** start Extracted entries **

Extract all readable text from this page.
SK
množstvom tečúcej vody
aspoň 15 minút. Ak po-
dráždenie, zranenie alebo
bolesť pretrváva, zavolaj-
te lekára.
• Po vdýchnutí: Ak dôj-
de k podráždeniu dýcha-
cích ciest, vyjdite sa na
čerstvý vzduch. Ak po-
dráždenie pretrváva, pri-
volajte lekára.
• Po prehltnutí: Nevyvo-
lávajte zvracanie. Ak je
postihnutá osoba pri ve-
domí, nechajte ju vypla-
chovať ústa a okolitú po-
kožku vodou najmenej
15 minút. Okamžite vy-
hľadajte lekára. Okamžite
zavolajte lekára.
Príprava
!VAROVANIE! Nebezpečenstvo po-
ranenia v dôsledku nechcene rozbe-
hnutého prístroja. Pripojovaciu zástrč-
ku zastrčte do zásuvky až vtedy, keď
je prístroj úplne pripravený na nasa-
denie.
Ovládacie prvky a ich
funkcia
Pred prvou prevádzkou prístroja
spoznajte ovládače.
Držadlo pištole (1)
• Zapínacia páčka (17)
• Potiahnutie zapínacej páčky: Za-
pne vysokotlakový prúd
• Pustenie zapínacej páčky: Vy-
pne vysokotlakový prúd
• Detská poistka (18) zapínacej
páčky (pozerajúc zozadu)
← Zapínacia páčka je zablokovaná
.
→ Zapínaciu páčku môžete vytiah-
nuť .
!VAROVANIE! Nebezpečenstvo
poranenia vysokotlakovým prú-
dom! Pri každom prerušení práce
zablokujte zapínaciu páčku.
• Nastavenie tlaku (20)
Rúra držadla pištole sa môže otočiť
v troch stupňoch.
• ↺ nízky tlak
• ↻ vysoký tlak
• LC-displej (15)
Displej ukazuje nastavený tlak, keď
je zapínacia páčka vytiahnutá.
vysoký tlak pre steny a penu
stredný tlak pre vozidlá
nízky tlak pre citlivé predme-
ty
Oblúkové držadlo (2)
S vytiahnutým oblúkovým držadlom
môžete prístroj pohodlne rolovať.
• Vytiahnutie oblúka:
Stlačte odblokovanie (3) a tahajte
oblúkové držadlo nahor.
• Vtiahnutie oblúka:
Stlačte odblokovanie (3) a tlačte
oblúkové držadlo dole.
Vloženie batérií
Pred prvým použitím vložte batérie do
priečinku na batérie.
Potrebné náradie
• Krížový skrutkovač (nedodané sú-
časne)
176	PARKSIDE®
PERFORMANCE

** end Extracted entries **
** start Extracted entries **

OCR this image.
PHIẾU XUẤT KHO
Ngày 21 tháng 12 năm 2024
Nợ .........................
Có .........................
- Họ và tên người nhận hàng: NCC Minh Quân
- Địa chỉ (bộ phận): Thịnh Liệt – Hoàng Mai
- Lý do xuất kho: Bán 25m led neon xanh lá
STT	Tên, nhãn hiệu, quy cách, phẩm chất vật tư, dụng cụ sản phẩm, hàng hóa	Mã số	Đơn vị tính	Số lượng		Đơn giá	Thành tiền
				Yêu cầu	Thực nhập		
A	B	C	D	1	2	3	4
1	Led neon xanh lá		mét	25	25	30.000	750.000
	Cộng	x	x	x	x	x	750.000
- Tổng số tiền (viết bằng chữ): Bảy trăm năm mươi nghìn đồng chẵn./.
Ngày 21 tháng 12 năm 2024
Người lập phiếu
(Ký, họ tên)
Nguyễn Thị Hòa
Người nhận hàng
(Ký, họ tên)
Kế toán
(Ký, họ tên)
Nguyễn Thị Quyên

** end Extracted entries **
** start Extracted entries **

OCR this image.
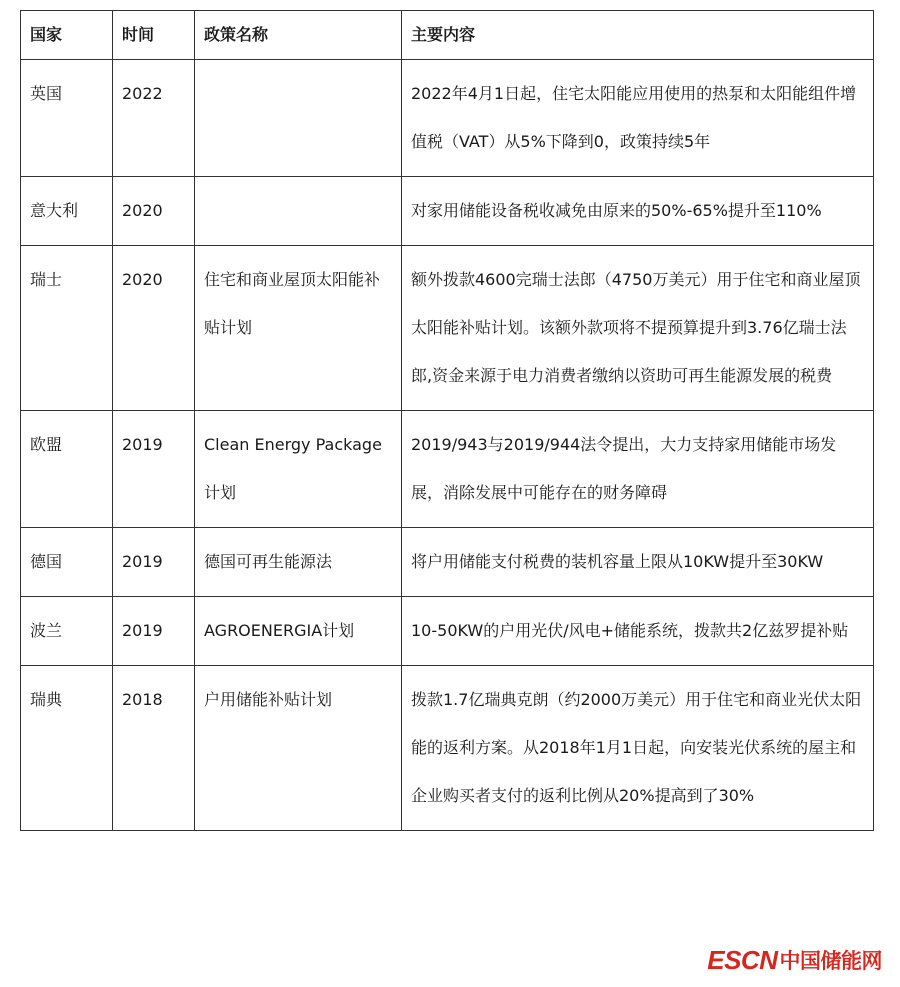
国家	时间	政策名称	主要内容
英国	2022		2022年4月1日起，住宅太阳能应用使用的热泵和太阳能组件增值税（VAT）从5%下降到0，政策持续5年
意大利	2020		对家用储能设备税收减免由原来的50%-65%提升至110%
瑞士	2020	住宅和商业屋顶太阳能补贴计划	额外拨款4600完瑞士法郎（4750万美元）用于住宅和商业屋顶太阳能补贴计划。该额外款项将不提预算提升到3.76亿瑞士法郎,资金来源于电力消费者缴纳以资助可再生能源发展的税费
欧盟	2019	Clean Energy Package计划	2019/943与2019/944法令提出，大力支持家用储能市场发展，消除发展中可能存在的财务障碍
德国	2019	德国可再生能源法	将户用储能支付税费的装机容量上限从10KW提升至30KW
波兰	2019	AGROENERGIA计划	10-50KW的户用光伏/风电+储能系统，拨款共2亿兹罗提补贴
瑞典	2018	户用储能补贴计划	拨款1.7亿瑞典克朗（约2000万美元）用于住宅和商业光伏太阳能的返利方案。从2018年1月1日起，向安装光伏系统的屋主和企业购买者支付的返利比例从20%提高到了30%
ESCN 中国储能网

** end Extracted entries **

Where a line holds "lekára", copy that line.

● **Output of the task**:
te lekára.
volajte lekára.
hľadajte lekára. Okamžite
zavolajte lekára.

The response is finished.